• _TO DO_: Repeat each record exactly. Any picture gets left out.
begin
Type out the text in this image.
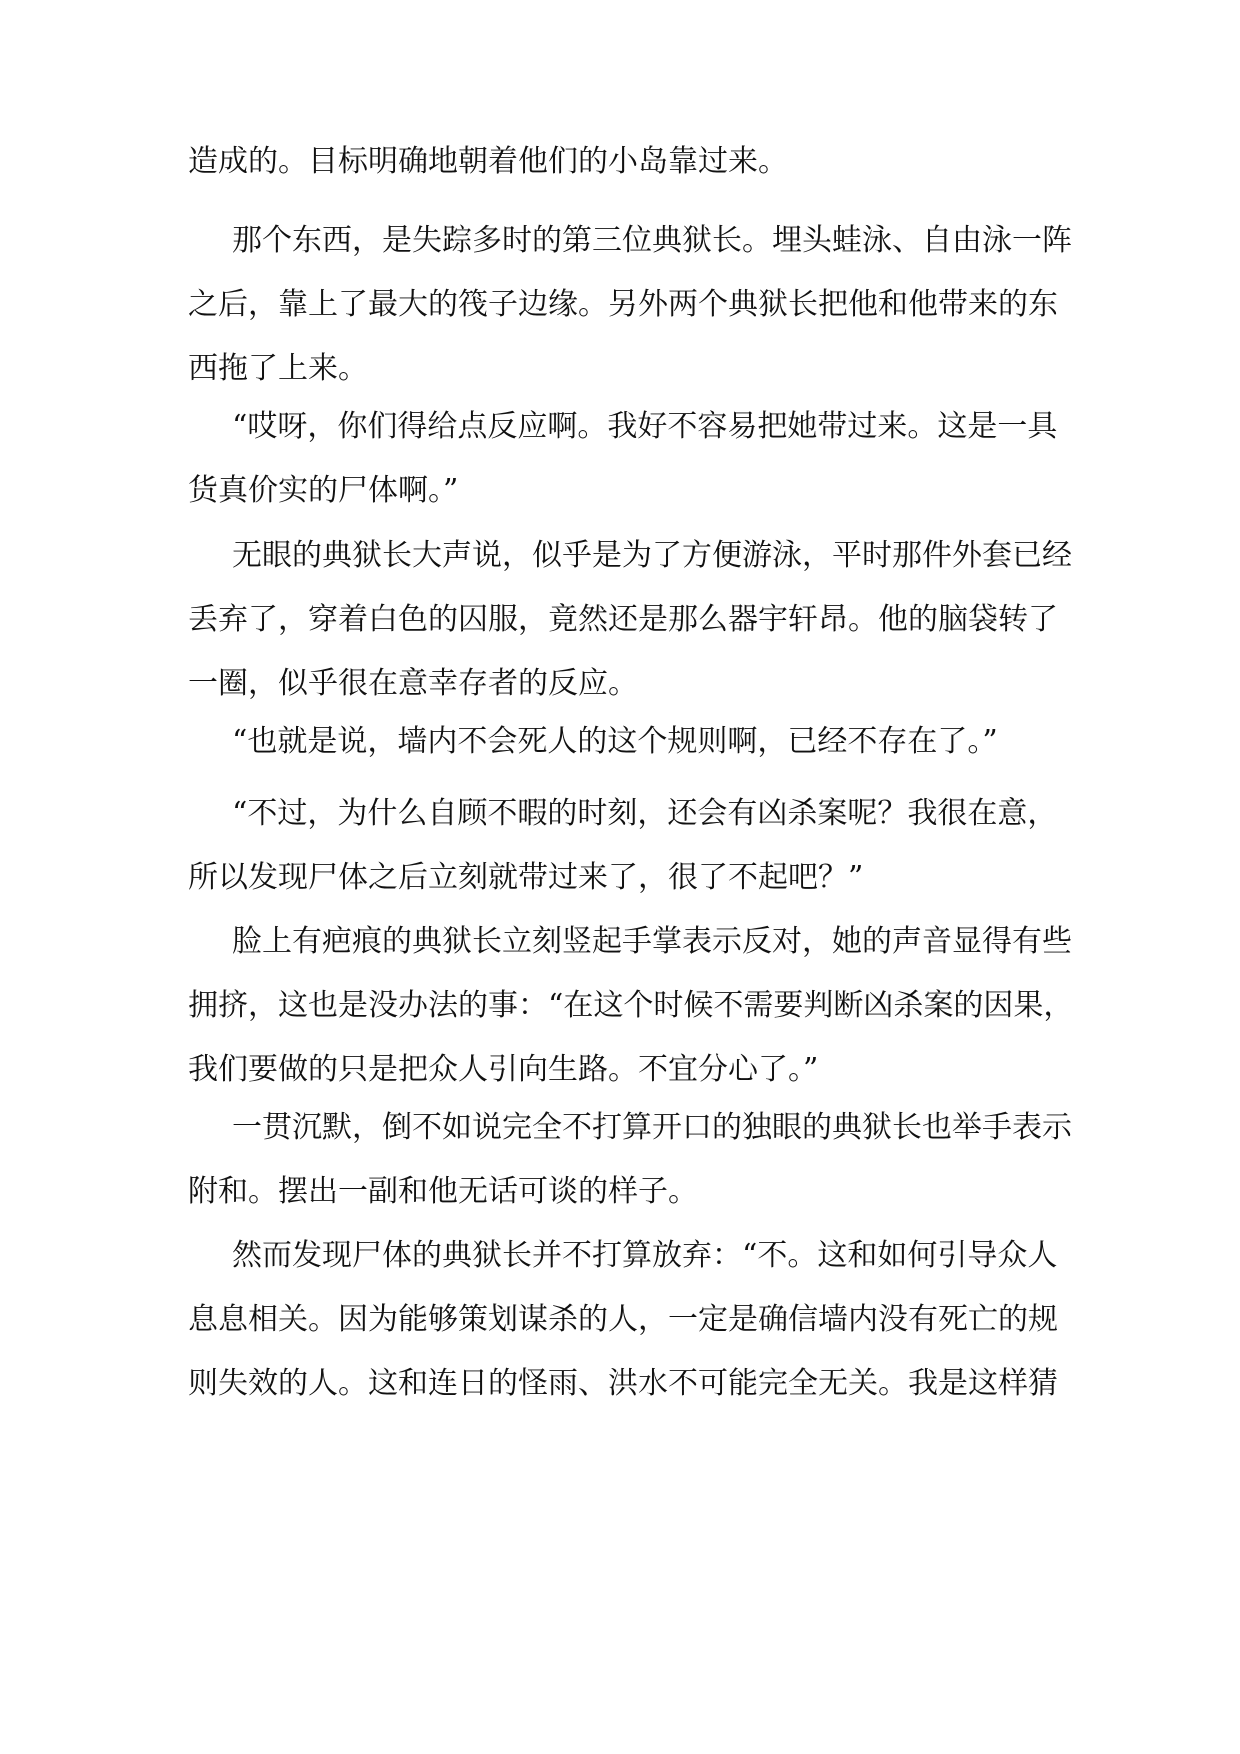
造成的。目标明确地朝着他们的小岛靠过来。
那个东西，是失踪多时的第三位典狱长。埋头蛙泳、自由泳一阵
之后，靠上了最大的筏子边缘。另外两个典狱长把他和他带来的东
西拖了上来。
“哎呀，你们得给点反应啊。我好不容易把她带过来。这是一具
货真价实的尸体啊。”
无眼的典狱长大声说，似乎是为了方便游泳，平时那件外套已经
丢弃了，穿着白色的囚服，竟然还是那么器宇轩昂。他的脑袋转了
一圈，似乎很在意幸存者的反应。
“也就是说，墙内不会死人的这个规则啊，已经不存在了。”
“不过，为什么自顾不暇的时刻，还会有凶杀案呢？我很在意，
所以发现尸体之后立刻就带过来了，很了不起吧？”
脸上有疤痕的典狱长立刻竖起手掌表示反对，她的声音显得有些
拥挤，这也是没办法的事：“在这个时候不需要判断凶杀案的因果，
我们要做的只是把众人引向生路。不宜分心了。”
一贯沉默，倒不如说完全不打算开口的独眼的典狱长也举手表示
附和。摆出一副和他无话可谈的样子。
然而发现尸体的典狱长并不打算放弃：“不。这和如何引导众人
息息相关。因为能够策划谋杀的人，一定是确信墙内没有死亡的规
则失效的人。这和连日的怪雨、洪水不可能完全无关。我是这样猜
end
• _WRITTEN RESPONSE_:
Type out the text in this image.
造成的。目标明确地朝着他们的小岛靠过来。
那个东西，是失踪多时的第三位典狱长。埋头蛙泳、自由泳一阵
之后，靠上了最大的筏子边缘。另外两个典狱长把他和他带来的东
西拖了上来。
“哎呀，你们得给点反应啊。我好不容易把她带过来。这是一具
货真价实的尸体啊。”
无眼的典狱长大声说，似乎是为了方便游泳，平时那件外套已经
丢弃了，穿着白色的囚服，竟然还是那么器宇轩昂。他的脑袋转了
一圈，似乎很在意幸存者的反应。
“也就是说，墙内不会死人的这个规则啊，已经不存在了。”
“不过，为什么自顾不暇的时刻，还会有凶杀案呢？我很在意，
所以发现尸体之后立刻就带过来了，很了不起吧？”
脸上有疤痕的典狱长立刻竖起手掌表示反对，她的声音显得有些
拥挤，这也是没办法的事：“在这个时候不需要判断凶杀案的因果，
我们要做的只是把众人引向生路。不宜分心了。”
一贯沉默，倒不如说完全不打算开口的独眼的典狱长也举手表示
附和。摆出一副和他无话可谈的样子。
然而发现尸体的典狱长并不打算放弃：“不。这和如何引导众人
息息相关。因为能够策划谋杀的人，一定是确信墙内没有死亡的规
则失效的人。这和连日的怪雨、洪水不可能完全无关。我是这样猜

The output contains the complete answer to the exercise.